** BEGIN Dataset records **

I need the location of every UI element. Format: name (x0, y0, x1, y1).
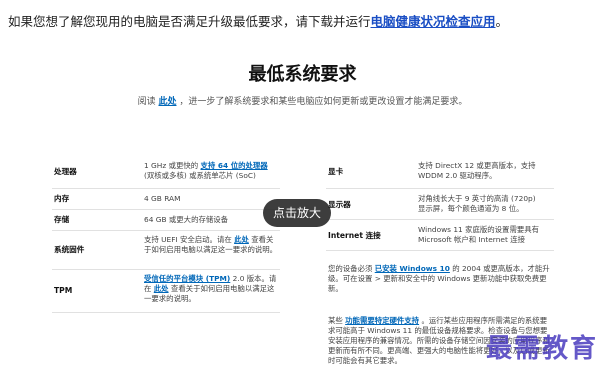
note-pre: 您的设备必须 (328, 264, 373, 273)
table-row: 存储 64 GB 或更大的存储设备 (52, 210, 280, 231)
right-requirements-table: 显卡 支持 DirectX 12 或更高版本，支持 WDDM 2.0 驱动程序。… (326, 155, 554, 251)
value-text: 1 GHz 或更快的 (144, 161, 199, 170)
note-pre: 某些 (328, 316, 343, 325)
value-text: 支持 DirectX 12 或更高版本，支持 (418, 161, 536, 170)
row-value-tpm: 受信任的平台模块 (TPM) 2.0 版本。请在 此处 查看关于如何启用电脑以满… (144, 274, 280, 304)
row-value-memory: 4 GB RAM (144, 194, 181, 203)
table-row: 处理器 1 GHz 或更快的 支持 64 位的处理器 (双核或多核) 或系统单芯… (52, 155, 280, 189)
row-label-tpm: TPM (54, 286, 73, 295)
table-row: TPM 受信任的平台模块 (TPM) 2.0 版本。请在 此处 查看关于如何启用… (52, 270, 280, 313)
feature-hardware-link[interactable]: 功能需要特定硬件支持 (345, 316, 419, 325)
intro-text: 如果您想了解您现用的电脑是否满足升级最低要求，请下载并运行电脑健康状况检查应用。 (8, 11, 508, 30)
row-value-firmware: 支持 UEFI 安全启动。请在 此处 查看关于如何启用电脑以满足这一要求的说明。 (144, 235, 280, 255)
value-text: 显示屏，每个颜色通道为 8 位。 (418, 204, 524, 213)
windows10-link[interactable]: 已安装 Windows 10 (375, 264, 450, 273)
watermark-logo: 最需教育 (486, 334, 599, 364)
table-row: 内存 4 GB RAM (52, 189, 280, 210)
read-here-link[interactable]: 此处 (158, 97, 176, 107)
row-label-storage: 存储 (54, 215, 70, 224)
value-text: 对角线长大于 9 英寸的高清 (720p) (418, 194, 536, 203)
row-label-firmware: 系统固件 (54, 245, 85, 254)
value-text: Windows 11 家庭版的设置需要具有 (418, 225, 540, 234)
left-requirements-table: 处理器 1 GHz 或更快的 支持 64 位的处理器 (双核或多核) 或系统单芯… (52, 155, 280, 315)
sub-post: ，进一步了解系统要求和某些电脑应如何更新或更改设置才能满足要求。 (179, 97, 468, 107)
intro-sentence: 如果您想了解您现用的电脑是否满足升级最低要求，请下载并运行 (8, 14, 371, 29)
value-text: (双核或多核) 或系统单芯片 (SoC) (144, 171, 256, 180)
value-text: Microsoft 帐户和 Internet 连接 (418, 235, 525, 244)
row-value-processor: 1 GHz 或更快的 支持 64 位的处理器 (双核或多核) 或系统单芯片 (S… (144, 161, 280, 181)
row-label-internet: Internet 连接 (328, 231, 381, 240)
value-text: WDDM 2.0 驱动程序。 (418, 171, 497, 180)
row-value-display: 对角线长大于 9 英寸的高清 (720p) 显示屏，每个颜色通道为 8 位。 (418, 194, 554, 214)
table-row: 系统固件 支持 UEFI 安全启动。请在 此处 查看关于如何启用电脑以满足这一要… (52, 231, 280, 270)
64bit-processor-link[interactable]: 支持 64 位的处理器 (201, 161, 268, 170)
subheading: 阅读 此处 ，进一步了解系统要求和某些电脑应如何更新或更改设置才能满足要求。 (0, 94, 605, 107)
table-row: Internet 连接 Windows 11 家庭版的设置需要具有 Micros… (326, 220, 554, 251)
row-label-graphics: 显卡 (328, 167, 344, 176)
row-label-processor: 处理器 (54, 167, 77, 176)
row-label-memory: 内存 (54, 194, 70, 203)
row-label-display: 显示器 (328, 200, 351, 209)
row-value-storage: 64 GB 或更大的存储设备 (144, 215, 229, 224)
table-row: 显卡 支持 DirectX 12 或更高版本，支持 WDDM 2.0 驱动程序。 (326, 155, 554, 189)
table-row: 显示器 对角线长大于 9 英寸的高清 (720p) 显示屏，每个颜色通道为 8 … (326, 189, 554, 220)
tpm-here-link[interactable]: 此处 (154, 284, 169, 293)
row-value-graphics: 支持 DirectX 12 或更高版本，支持 WDDM 2.0 驱动程序。 (418, 161, 554, 181)
value-text: 支持 UEFI 安全启动。请在 (144, 235, 232, 244)
row-value-internet: Windows 11 家庭版的设置需要具有 Microsoft 帐户和 Inte… (418, 225, 554, 245)
zoom-image-button[interactable]: 点击放大 (263, 199, 331, 227)
sub-pre: 阅读 (137, 97, 156, 107)
firmware-here-link[interactable]: 此处 (234, 235, 249, 244)
page-heading: 最低系统要求 (248, 64, 357, 85)
tpm-link[interactable]: 受信任的平台模块 (TPM) (144, 274, 230, 283)
pc-health-check-link[interactable]: 电脑健康状况检查应用 (371, 14, 496, 29)
windows10-note: 您的设备必须 已安装 Windows 10 的 2004 或更高版本，才能升级。… (328, 264, 552, 294)
intro-end: 。 (495, 14, 509, 29)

** END Dataset records **

Set problem: Copy out the lines from the one containing "note-pre: 您的设备必须 (328, 264, 373, 273)" through the one containing "value-text: 支持 DirectX", both included, exactly as they appear.

Full output:
note-pre: 您的设备必须 (328, 264, 373, 273)
table-row: 存储 64 GB 或更大的存储设备 (52, 210, 280, 231)
right-requirements-table: 显卡 支持 DirectX 12 或更高版本，支持 WDDM 2.0 驱动程序。… (326, 155, 554, 251)
value-text: 1 GHz 或更快的 (144, 161, 199, 170)
note-pre: 某些 (328, 316, 343, 325)
value-text: 支持 DirectX 12 或更高版本，支持 (418, 161, 536, 170)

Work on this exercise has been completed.